## start

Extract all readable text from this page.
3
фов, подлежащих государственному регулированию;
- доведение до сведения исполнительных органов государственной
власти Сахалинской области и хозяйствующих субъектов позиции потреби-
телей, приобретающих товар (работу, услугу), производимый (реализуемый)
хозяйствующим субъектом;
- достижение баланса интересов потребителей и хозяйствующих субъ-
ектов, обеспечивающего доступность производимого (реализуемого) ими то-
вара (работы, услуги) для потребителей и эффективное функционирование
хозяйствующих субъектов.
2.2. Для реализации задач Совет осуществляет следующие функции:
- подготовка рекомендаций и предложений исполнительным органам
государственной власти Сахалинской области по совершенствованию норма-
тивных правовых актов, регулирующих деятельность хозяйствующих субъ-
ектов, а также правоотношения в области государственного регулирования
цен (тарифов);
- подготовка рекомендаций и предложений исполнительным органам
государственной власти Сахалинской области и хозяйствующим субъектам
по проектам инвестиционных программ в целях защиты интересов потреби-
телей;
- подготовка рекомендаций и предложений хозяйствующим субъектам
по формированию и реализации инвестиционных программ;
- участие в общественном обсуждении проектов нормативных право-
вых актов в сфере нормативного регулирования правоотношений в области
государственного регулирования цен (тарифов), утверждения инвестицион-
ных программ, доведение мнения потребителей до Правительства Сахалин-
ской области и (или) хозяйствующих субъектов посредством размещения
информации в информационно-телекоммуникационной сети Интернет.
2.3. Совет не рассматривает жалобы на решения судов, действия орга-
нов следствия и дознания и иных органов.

## end

_WHAT YOU HAVE TO DO_.
Using the listing above, retype each line exactly.

_EXERCISE ANSWER_.
Extract all readable text from this page.
3
фов, подлежащих государственному регулированию;
- доведение до сведения исполнительных органов государственной
власти Сахалинской области и хозяйствующих субъектов позиции потреби-
телей, приобретающих товар (работу, услугу), производимый (реализуемый)
хозяйствующим субъектом;
- достижение баланса интересов потребителей и хозяйствующих субъ-
ектов, обеспечивающего доступность производимого (реализуемого) ими то-
вара (работы, услуги) для потребителей и эффективное функционирование
хозяйствующих субъектов.
2.2. Для реализации задач Совет осуществляет следующие функции:
- подготовка рекомендаций и предложений исполнительным органам
государственной власти Сахалинской области по совершенствованию норма-
тивных правовых актов, регулирующих деятельность хозяйствующих субъ-
ектов, а также правоотношения в области государственного регулирования
цен (тарифов);
- подготовка рекомендаций и предложений исполнительным органам
государственной власти Сахалинской области и хозяйствующим субъектам
по проектам инвестиционных программ в целях защиты интересов потреби-
телей;
- подготовка рекомендаций и предложений хозяйствующим субъектам
по формированию и реализации инвестиционных программ;
- участие в общественном обсуждении проектов нормативных право-
вых актов в сфере нормативного регулирования правоотношений в области
государственного регулирования цен (тарифов), утверждения инвестицион-
ных программ, доведение мнения потребителей до Правительства Сахалин-
ской области и (или) хозяйствующих субъектов посредством размещения
информации в информационно-телекоммуникационной сети Интернет.
2.3. Совет не рассматривает жалобы на решения судов, действия орга-
нов следствия и дознания и иных органов.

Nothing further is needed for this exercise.